-------- Material supplied --------

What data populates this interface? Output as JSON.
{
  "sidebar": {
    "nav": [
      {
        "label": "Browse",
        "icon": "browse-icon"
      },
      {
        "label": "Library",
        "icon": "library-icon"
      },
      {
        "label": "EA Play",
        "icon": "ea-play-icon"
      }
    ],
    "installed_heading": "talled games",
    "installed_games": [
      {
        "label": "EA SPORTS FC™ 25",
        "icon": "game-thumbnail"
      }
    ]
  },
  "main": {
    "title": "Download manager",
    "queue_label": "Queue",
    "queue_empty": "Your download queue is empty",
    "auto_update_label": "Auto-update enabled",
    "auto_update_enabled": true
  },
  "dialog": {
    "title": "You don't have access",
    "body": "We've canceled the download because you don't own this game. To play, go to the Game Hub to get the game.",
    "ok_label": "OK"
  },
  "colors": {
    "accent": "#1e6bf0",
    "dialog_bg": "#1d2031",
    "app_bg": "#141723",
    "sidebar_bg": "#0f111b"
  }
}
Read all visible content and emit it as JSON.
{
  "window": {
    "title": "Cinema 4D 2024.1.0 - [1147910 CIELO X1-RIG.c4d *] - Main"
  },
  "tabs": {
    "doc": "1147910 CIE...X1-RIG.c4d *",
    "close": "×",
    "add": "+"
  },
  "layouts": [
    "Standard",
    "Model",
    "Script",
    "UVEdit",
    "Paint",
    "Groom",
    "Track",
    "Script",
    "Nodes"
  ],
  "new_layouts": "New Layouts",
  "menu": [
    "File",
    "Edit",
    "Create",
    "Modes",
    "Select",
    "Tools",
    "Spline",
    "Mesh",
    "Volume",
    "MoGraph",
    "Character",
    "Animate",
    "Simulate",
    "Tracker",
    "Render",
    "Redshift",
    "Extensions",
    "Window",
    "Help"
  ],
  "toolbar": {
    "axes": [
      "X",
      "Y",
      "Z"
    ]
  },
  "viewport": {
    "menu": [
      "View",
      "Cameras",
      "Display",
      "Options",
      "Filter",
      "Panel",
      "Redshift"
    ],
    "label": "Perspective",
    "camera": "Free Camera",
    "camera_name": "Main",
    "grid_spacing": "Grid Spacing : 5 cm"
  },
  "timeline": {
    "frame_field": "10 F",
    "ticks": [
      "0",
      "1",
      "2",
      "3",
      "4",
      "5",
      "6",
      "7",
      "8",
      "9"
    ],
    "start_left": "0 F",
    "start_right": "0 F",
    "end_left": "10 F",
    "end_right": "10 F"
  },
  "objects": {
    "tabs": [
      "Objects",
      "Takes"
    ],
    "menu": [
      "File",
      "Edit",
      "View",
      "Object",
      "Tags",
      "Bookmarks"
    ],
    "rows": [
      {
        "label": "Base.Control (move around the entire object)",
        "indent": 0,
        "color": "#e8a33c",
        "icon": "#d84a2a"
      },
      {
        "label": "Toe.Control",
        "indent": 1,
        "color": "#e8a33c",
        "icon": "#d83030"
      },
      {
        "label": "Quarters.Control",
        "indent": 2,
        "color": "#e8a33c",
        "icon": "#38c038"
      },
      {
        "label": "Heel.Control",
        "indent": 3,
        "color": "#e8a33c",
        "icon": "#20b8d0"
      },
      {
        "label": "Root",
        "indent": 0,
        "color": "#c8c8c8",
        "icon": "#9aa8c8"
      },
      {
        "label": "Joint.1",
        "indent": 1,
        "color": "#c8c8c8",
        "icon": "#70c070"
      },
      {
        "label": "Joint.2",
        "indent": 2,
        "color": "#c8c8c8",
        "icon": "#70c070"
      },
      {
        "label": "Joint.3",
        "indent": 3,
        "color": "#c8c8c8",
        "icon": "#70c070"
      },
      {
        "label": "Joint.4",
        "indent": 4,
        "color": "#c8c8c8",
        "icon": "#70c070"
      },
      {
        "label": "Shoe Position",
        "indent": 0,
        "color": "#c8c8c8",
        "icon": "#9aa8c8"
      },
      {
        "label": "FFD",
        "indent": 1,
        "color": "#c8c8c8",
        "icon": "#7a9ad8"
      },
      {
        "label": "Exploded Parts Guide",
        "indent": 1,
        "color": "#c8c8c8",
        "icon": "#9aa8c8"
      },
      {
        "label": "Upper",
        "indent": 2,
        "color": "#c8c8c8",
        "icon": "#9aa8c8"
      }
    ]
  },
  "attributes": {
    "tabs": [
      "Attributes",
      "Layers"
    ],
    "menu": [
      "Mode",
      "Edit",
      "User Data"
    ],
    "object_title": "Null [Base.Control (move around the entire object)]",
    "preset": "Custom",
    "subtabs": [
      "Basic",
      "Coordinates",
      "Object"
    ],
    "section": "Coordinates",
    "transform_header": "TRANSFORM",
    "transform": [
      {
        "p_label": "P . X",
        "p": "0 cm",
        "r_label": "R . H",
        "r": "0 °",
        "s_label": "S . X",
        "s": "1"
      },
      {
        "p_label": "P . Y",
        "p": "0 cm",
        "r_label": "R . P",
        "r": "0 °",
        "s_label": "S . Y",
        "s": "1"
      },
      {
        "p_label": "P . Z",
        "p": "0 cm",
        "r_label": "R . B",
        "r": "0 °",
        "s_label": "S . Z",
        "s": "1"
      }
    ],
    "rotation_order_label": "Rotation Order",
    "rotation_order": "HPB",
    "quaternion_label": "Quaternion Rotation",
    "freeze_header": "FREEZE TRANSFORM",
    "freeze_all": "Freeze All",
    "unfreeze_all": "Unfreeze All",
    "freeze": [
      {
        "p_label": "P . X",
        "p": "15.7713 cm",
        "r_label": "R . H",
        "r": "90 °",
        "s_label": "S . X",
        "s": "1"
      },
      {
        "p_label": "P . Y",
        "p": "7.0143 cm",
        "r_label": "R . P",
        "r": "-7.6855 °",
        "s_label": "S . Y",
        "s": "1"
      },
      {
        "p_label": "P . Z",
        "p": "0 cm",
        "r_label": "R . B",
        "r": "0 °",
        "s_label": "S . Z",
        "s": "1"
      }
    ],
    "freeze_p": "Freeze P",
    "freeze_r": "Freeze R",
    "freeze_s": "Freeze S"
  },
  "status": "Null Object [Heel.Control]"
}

--------
-------- Material supplied --------

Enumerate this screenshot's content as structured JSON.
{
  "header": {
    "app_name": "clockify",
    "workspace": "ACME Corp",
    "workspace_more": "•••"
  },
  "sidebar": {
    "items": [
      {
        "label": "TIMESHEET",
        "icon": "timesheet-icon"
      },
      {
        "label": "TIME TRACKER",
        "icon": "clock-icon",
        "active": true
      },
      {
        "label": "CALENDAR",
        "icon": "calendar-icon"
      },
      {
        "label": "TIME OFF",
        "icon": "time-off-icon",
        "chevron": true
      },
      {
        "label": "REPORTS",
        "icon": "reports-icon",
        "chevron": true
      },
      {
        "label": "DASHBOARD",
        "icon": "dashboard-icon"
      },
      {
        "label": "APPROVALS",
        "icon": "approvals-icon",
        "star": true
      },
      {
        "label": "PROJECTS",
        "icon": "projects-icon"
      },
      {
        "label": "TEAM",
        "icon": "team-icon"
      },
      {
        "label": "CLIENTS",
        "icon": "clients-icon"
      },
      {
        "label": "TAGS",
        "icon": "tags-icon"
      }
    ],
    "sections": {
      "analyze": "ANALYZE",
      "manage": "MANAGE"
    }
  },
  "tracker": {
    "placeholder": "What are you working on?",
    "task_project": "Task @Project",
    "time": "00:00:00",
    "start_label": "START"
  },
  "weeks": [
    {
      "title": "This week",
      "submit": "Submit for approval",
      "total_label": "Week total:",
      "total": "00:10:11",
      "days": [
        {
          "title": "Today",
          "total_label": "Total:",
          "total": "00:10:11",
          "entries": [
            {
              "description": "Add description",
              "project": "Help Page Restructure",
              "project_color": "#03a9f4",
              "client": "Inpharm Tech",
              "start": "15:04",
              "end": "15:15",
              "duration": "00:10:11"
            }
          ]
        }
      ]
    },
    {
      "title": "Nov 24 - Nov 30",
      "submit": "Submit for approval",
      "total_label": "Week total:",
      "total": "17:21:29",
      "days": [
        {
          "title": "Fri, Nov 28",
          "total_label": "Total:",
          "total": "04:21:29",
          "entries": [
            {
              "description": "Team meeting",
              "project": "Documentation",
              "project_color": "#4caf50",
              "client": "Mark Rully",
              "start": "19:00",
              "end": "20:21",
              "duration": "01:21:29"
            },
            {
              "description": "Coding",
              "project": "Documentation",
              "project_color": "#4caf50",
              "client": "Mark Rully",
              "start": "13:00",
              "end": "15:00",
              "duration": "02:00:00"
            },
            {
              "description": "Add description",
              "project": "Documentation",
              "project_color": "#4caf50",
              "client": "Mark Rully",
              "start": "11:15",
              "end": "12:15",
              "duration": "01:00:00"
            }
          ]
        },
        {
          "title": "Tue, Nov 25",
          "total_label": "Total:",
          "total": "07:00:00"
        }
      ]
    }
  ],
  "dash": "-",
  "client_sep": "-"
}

--------

● Aim of the task
From the data above, copy each line where the string "Base" appears.

● Solved exercise
        "label": "Base.Control (move around the entire object)",
    "object_title": "Null [Base.Control (move around the entire object)]",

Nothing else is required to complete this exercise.